--- Begin Given entries ---

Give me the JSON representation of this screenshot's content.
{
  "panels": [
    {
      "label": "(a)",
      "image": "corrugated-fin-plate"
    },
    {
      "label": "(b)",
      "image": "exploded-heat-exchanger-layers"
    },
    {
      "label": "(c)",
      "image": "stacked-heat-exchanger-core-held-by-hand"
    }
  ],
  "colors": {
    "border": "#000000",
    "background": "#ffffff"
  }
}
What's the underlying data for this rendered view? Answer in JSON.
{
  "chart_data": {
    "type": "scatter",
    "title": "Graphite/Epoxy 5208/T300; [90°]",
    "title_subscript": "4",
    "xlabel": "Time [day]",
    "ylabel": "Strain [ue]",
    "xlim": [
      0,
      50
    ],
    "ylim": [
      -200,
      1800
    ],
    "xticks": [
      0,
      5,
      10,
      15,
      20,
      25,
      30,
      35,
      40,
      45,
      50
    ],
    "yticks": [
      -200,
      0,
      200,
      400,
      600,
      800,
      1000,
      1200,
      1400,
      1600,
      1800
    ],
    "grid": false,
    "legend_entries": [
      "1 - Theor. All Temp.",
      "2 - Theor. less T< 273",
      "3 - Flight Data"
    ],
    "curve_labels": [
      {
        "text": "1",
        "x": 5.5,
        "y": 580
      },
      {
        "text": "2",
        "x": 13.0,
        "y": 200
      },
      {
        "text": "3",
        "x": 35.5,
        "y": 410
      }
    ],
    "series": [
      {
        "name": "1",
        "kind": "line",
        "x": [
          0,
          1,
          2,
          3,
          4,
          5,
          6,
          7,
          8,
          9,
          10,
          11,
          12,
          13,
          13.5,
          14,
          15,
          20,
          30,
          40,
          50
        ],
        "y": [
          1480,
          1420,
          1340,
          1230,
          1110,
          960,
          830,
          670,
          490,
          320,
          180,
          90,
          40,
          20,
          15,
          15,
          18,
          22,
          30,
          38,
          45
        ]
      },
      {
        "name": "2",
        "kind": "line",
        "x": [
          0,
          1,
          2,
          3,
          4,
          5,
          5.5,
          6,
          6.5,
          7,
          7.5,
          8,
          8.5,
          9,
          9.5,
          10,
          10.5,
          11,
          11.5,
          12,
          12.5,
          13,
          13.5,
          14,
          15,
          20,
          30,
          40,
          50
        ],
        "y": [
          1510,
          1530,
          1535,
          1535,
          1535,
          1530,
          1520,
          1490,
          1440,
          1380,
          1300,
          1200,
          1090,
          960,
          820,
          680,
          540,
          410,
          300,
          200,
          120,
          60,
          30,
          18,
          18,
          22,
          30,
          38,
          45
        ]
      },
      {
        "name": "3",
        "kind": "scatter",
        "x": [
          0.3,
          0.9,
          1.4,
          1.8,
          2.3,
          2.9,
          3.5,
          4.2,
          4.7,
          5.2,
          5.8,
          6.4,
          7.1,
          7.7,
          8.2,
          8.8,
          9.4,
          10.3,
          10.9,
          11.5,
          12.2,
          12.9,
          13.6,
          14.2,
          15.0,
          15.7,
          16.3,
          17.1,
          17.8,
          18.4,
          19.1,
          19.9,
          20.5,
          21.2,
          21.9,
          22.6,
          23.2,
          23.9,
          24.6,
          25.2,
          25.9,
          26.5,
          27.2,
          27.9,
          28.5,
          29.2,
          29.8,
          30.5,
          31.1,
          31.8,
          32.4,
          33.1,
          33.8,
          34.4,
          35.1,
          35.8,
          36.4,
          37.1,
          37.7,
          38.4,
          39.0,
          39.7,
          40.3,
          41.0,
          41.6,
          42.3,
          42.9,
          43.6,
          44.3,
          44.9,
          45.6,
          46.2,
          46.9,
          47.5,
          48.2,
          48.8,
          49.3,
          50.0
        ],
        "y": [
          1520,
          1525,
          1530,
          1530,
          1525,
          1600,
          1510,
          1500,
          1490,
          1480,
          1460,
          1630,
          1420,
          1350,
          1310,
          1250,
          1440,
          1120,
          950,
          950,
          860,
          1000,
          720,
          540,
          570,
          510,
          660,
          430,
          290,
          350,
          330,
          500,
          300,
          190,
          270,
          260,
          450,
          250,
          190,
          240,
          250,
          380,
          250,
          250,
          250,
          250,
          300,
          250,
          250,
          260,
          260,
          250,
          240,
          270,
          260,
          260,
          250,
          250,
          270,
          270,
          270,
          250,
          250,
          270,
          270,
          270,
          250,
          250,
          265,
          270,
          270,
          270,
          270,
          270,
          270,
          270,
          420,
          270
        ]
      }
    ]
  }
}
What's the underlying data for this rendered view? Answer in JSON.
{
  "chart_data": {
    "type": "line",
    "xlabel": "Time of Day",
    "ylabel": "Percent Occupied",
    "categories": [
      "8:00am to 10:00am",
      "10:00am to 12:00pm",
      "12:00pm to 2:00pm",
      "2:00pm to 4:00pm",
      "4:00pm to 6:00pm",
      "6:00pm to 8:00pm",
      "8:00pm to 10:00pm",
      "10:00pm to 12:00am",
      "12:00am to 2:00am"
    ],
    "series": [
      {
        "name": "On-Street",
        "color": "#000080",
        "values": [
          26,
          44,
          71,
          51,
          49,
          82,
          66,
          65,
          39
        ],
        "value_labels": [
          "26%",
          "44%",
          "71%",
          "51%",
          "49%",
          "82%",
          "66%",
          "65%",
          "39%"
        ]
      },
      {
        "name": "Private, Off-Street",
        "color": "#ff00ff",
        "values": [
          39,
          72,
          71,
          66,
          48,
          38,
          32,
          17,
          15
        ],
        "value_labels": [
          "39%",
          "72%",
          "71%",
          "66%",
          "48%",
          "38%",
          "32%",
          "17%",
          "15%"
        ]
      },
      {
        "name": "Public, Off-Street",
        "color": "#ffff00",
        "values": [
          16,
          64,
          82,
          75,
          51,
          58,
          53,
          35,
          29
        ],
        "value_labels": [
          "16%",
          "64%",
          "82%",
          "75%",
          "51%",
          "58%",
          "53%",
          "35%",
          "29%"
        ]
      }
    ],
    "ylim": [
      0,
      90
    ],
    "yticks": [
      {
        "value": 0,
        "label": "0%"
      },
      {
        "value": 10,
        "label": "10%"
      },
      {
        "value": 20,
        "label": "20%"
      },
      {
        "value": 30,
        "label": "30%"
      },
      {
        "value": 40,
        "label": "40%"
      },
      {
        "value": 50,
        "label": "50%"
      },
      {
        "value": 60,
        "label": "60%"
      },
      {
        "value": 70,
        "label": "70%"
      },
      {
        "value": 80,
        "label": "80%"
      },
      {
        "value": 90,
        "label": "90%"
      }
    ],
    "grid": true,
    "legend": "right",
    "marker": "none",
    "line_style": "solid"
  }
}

--- End Given entries ---
--- Begin Given entries ---

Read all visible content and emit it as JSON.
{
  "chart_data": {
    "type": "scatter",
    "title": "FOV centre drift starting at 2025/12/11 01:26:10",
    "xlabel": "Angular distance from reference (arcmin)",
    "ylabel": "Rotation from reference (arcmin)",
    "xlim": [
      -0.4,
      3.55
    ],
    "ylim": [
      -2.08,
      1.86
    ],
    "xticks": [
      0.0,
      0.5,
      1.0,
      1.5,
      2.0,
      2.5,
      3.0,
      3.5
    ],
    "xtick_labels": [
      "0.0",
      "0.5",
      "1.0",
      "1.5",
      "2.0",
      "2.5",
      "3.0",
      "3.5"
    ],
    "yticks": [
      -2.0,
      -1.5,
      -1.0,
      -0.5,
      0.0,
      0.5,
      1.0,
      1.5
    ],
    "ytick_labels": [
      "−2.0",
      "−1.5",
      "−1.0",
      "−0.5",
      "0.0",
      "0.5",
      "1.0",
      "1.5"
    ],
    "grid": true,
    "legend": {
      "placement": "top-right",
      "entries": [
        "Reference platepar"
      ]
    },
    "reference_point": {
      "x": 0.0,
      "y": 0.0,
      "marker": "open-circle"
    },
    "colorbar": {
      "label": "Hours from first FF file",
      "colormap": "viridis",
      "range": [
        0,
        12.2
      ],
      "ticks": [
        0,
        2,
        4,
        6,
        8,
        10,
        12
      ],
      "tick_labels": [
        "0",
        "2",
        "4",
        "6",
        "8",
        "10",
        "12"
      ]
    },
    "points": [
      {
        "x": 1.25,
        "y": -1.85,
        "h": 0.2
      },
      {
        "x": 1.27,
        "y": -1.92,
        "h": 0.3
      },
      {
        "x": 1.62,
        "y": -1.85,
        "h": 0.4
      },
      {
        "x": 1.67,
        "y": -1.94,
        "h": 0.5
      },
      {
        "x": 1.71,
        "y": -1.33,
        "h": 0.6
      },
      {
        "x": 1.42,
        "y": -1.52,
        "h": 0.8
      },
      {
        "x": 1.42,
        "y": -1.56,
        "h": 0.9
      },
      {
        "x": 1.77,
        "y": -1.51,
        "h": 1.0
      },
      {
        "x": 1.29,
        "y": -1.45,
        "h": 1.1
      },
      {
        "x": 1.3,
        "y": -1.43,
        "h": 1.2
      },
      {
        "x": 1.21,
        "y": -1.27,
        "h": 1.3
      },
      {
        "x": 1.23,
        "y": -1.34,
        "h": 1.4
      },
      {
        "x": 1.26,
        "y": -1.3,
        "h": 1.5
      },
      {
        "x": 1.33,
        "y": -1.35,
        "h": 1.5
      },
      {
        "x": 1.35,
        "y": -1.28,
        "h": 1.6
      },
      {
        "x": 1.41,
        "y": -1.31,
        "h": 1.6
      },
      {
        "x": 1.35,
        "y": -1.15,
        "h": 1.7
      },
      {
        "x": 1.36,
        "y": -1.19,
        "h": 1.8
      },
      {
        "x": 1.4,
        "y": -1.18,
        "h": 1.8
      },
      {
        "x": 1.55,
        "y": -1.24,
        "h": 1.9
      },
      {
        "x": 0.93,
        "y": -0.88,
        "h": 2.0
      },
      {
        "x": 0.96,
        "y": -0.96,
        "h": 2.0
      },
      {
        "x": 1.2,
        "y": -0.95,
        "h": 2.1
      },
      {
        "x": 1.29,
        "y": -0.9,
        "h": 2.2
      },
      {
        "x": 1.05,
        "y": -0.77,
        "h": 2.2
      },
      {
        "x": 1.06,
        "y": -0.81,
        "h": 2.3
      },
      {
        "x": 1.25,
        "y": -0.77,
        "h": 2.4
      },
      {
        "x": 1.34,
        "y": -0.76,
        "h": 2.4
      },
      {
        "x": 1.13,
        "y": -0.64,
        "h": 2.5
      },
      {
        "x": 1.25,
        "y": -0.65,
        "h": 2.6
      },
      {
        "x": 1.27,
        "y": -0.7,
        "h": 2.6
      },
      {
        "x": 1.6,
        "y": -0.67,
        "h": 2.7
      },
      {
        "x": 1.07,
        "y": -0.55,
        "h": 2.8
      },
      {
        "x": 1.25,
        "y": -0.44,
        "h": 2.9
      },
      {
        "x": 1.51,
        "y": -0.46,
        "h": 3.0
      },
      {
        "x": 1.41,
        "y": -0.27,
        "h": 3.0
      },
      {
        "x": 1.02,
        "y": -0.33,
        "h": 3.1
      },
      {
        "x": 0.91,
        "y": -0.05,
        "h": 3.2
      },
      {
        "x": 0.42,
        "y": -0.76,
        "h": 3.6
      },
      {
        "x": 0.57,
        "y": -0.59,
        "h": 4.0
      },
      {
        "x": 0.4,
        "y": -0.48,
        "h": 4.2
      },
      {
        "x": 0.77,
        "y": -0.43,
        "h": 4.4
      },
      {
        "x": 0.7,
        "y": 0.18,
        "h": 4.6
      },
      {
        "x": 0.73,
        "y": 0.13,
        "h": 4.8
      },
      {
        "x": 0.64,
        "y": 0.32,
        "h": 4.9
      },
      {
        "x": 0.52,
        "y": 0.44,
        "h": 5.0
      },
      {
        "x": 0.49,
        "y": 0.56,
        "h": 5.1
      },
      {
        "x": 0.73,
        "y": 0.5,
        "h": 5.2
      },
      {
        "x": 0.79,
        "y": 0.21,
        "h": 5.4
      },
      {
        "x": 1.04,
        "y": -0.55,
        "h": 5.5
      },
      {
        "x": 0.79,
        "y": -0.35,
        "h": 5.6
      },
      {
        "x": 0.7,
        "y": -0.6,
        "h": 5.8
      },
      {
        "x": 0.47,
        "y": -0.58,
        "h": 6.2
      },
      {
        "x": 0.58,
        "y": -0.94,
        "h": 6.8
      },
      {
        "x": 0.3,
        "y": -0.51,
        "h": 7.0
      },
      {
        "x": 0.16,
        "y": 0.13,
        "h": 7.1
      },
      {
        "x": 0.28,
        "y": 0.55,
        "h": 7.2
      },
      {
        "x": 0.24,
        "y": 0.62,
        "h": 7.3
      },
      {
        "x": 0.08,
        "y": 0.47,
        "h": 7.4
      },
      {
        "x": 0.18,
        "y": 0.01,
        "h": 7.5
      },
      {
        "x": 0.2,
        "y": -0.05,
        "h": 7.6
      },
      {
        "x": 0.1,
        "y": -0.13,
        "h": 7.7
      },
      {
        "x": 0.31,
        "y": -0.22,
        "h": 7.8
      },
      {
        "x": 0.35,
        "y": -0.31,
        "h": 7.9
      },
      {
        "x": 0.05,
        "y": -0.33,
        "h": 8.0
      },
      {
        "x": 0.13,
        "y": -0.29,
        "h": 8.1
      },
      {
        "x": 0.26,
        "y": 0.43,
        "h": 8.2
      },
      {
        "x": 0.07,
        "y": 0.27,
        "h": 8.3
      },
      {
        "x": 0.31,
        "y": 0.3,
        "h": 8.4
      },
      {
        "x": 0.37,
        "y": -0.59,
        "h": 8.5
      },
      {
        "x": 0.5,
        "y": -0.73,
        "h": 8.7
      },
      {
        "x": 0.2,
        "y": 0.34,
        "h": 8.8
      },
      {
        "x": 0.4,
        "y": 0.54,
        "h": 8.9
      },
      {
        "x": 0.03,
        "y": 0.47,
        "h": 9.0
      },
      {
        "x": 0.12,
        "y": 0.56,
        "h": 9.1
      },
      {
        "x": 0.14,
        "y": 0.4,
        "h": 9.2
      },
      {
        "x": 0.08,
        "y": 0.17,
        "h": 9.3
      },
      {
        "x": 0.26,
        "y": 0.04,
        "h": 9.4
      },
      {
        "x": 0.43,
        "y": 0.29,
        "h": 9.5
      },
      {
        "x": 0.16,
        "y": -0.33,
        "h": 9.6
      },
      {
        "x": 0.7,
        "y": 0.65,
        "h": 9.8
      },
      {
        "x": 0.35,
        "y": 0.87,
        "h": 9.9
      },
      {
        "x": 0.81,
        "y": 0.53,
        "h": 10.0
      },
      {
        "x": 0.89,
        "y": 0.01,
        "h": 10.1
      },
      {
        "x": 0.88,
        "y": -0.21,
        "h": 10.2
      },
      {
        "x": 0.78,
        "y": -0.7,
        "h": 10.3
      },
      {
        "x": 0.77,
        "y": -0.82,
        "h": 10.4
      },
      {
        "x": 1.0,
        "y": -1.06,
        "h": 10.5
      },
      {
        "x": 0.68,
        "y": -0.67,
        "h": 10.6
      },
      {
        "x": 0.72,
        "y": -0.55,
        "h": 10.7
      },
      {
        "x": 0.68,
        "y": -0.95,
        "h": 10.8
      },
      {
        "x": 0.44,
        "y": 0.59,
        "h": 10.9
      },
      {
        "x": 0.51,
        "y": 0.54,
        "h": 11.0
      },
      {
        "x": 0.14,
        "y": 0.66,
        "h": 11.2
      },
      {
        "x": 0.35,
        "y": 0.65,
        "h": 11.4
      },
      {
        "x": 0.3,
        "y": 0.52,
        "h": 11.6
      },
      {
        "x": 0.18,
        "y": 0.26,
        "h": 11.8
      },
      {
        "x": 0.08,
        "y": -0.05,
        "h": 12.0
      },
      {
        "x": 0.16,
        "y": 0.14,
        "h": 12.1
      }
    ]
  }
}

--- End Given entries ---

## What to produce
Go through the records and pull out each line that includes the word "from".

## Solution to this problem
    "xlabel": "Angular distance from reference (arcmin)",
    "ylabel": "Rotation from reference (arcmin)",
      "label": "Hours from first FF file",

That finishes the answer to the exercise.